[Data entries]
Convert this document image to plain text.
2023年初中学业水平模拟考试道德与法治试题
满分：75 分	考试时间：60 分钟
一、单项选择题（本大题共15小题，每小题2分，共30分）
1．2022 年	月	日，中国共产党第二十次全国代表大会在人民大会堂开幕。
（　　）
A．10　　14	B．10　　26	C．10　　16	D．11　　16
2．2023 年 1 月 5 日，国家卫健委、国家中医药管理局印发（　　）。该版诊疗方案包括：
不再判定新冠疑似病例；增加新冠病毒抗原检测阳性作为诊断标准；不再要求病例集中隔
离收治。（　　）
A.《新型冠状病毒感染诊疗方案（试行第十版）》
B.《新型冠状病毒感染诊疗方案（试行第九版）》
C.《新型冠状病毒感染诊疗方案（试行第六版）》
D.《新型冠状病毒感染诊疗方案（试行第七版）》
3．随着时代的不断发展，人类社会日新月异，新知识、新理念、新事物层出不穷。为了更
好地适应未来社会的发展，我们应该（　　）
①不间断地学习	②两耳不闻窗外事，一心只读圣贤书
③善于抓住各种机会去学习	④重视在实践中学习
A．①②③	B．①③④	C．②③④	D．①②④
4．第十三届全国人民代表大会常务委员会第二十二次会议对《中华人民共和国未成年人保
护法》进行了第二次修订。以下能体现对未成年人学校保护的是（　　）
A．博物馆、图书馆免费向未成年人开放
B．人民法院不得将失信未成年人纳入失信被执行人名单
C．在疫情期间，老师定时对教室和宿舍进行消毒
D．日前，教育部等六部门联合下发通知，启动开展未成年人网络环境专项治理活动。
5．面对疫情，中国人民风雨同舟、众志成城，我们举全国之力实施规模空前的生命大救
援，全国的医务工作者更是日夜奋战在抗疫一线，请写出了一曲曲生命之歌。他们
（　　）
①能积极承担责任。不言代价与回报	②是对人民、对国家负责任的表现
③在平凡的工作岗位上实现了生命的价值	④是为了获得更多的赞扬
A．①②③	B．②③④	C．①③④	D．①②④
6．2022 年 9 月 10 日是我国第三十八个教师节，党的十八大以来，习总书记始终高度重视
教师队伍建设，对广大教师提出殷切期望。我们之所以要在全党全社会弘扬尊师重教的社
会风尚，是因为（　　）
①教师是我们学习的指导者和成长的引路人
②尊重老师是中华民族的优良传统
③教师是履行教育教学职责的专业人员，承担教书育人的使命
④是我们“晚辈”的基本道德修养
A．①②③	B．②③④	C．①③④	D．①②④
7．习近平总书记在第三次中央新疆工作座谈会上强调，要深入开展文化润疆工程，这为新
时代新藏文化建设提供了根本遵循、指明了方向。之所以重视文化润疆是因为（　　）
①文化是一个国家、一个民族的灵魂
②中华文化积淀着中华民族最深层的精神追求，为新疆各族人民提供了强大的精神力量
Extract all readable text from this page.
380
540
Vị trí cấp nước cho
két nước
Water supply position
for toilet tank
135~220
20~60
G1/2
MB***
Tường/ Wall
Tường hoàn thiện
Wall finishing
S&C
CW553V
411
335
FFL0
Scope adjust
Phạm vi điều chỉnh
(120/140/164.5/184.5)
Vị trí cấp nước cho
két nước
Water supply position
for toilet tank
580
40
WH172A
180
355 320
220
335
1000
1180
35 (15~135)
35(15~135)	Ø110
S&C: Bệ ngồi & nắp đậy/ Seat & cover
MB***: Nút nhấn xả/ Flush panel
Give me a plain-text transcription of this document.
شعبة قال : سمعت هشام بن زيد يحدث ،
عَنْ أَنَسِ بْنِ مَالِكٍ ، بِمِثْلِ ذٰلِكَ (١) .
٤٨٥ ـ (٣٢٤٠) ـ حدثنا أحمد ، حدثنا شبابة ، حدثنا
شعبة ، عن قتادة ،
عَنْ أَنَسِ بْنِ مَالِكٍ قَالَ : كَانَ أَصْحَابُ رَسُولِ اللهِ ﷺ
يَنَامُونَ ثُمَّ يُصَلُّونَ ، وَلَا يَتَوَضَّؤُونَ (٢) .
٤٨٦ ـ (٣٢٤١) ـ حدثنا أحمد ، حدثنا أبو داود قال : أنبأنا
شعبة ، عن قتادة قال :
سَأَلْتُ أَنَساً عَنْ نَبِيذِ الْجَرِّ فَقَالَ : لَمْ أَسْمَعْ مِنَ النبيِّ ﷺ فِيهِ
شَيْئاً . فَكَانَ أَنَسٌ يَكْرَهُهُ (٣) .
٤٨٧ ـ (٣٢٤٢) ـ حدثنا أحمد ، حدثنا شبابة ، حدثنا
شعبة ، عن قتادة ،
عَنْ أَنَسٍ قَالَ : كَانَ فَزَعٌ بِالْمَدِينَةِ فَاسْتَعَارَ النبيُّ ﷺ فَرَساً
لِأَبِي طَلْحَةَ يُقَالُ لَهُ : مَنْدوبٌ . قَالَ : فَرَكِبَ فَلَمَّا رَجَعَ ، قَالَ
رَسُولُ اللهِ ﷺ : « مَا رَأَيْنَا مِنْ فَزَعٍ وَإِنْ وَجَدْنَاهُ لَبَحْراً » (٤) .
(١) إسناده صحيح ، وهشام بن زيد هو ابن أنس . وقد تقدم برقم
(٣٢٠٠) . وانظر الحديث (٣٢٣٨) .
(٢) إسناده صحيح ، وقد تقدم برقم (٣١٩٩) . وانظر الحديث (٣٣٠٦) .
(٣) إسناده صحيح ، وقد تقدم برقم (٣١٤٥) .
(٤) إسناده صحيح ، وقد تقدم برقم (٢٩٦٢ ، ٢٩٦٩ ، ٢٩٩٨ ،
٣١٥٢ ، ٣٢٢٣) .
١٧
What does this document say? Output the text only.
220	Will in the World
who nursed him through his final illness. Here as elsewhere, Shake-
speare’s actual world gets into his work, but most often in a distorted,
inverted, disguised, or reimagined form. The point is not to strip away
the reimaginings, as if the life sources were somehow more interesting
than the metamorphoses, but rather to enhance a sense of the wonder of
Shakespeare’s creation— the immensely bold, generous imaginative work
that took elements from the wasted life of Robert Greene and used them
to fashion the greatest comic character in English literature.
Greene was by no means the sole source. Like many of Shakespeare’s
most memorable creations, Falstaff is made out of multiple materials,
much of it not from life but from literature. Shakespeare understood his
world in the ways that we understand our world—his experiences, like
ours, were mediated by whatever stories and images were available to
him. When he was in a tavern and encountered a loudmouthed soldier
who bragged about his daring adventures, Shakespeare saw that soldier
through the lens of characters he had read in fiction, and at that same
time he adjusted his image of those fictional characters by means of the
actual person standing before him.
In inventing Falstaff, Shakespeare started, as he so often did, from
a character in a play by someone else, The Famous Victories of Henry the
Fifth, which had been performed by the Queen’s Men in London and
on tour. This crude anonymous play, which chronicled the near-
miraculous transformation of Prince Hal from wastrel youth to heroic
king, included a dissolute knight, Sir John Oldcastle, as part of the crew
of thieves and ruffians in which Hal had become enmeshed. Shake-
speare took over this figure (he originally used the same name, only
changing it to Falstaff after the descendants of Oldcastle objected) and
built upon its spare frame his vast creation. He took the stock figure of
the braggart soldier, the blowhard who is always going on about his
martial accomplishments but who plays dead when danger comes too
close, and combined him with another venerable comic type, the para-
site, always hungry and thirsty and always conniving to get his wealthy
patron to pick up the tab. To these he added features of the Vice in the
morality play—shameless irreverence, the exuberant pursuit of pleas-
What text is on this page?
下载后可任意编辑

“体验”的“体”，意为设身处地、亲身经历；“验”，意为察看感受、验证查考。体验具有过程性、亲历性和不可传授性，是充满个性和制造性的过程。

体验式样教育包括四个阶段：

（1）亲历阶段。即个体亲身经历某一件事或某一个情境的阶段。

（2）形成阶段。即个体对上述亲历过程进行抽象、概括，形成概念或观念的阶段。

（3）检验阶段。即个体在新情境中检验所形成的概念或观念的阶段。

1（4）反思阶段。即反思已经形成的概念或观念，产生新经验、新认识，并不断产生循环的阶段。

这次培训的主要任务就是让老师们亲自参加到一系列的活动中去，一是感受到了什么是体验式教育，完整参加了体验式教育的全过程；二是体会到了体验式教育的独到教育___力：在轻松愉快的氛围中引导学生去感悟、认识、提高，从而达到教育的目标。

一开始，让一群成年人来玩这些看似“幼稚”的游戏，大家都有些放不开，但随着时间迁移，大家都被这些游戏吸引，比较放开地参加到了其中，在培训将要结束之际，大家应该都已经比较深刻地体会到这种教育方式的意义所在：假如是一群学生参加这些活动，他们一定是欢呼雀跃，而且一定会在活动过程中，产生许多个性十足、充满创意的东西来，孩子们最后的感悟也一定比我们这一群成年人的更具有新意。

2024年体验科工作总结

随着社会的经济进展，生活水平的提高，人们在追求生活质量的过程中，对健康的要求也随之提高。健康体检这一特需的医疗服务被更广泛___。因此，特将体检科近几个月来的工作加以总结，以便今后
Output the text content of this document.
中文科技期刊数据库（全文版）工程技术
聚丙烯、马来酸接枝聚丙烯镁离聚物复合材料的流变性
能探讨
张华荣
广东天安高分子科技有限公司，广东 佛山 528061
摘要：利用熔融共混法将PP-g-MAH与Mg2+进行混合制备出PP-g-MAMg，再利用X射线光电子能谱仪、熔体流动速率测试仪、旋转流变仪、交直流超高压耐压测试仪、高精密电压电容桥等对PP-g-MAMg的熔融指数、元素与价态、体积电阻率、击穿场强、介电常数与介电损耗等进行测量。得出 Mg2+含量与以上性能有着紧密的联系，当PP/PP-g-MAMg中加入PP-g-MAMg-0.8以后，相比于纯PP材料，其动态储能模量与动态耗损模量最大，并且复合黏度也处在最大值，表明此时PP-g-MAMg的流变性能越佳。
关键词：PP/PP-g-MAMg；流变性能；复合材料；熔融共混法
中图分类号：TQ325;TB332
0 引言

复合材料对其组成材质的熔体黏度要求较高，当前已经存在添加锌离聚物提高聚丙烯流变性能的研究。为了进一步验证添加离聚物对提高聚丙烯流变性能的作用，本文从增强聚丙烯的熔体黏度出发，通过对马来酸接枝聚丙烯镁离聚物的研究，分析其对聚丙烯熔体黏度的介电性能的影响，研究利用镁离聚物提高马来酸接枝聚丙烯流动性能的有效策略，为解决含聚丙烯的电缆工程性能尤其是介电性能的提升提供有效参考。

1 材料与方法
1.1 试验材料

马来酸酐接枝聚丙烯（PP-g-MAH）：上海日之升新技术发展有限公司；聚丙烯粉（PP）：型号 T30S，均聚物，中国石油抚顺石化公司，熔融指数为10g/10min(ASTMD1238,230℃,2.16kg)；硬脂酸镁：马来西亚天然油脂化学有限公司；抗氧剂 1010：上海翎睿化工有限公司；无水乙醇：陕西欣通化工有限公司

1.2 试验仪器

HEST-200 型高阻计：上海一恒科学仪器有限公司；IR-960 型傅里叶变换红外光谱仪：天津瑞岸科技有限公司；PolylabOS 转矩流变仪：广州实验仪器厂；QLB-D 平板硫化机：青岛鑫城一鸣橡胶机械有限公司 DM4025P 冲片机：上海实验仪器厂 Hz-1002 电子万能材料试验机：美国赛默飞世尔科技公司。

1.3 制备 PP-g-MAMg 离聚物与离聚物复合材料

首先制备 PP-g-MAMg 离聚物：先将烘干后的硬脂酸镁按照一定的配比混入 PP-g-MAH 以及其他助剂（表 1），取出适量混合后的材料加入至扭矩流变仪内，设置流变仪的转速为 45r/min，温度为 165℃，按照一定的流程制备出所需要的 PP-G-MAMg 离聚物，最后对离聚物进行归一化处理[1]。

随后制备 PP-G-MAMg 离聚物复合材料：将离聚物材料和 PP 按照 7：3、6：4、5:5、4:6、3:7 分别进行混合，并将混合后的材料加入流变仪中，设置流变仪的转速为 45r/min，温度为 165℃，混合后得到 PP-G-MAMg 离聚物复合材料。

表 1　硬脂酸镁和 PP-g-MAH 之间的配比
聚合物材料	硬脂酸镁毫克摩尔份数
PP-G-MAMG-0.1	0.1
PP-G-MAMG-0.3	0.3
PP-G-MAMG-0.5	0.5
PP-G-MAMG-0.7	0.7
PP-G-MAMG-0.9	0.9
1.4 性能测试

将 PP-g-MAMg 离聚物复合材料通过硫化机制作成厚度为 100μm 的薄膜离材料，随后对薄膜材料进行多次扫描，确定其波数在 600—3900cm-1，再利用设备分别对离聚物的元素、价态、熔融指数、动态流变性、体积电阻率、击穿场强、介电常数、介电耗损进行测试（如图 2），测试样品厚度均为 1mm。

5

* _BRIEF_:
Find the lines containing "设置流变仪的转速为" and list every one of them.

* _CORRECT RESPONSE_:
首先制备 PP-g-MAMg 离聚物：先将烘干后的硬脂酸镁按照一定的配比混入 PP-g-MAH 以及其他助剂（表 1），取出适量混合后的材料加入至扭矩流变仪内，设置流变仪的转速为 45r/min，温度为 165℃，按照一定的流程制备出所需要的 PP-G-MAMg 离聚物，最后对离聚物进行归一化处理[1]。
随后制备 PP-G-MAMg 离聚物复合材料：将离聚物材料和 PP 按照 7：3、6：4、5:5、4:6、3:7 分别进行混合，并将混合后的材料加入流变仪中，设置流变仪的转速为 45r/min，温度为 165℃，混合后得到 PP-G-MAMg 离聚物复合材料。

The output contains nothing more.